* [PROMPT]:
Which lines in the records below contain the word "Yourself"? Copy each one out.

Figure contents as structured data
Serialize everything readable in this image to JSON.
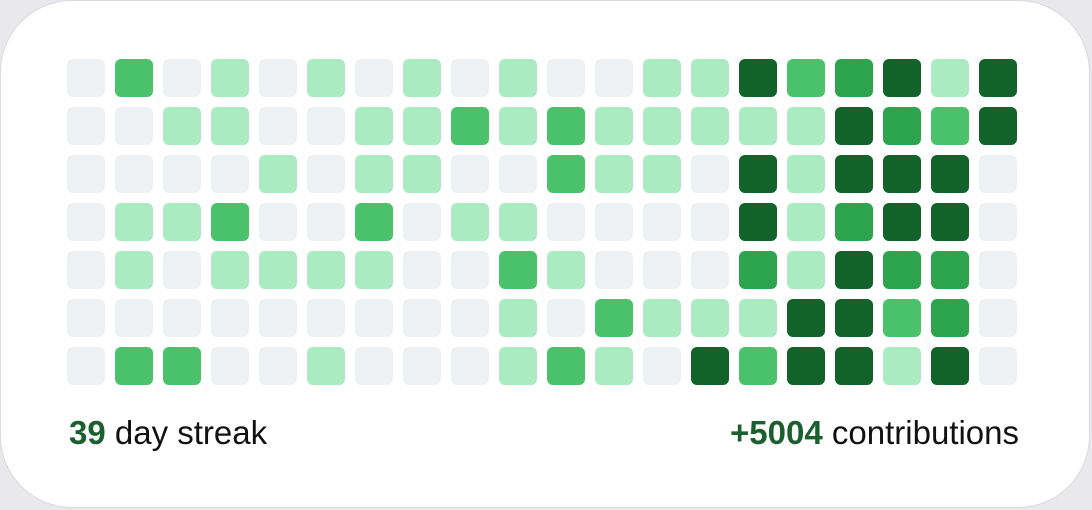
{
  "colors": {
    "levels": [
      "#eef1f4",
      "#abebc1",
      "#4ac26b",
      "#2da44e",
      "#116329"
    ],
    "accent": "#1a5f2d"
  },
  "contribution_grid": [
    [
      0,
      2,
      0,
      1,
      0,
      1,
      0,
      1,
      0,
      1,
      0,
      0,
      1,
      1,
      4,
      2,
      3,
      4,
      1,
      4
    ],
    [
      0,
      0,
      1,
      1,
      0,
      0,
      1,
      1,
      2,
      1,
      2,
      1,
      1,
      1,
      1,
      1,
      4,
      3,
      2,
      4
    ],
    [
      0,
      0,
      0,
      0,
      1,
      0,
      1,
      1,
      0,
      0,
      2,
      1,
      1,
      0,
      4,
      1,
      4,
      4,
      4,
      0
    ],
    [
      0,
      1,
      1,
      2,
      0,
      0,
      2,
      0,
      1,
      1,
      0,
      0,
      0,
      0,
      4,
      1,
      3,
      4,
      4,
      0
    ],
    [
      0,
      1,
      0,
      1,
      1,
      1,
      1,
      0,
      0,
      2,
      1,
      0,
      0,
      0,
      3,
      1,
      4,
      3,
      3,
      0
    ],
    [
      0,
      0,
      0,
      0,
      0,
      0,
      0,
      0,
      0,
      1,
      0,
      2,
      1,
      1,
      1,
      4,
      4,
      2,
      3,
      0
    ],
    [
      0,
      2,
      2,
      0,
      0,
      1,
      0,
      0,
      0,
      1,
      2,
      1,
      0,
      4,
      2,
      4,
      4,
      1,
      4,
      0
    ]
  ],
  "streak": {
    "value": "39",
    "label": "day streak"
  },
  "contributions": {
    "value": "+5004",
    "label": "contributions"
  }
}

---

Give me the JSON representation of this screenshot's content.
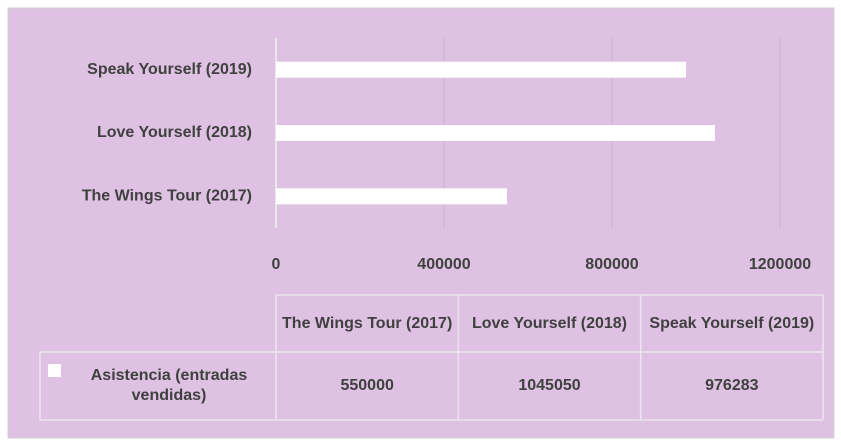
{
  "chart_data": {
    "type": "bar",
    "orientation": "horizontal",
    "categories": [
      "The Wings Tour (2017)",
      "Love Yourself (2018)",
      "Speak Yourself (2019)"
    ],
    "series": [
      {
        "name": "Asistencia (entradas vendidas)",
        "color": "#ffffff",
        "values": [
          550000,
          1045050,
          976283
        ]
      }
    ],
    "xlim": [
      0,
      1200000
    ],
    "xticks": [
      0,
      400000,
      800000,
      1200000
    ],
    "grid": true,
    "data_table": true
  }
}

* [RESULT]:
      "Love Yourself (2018)",
      "Speak Yourself (2019)"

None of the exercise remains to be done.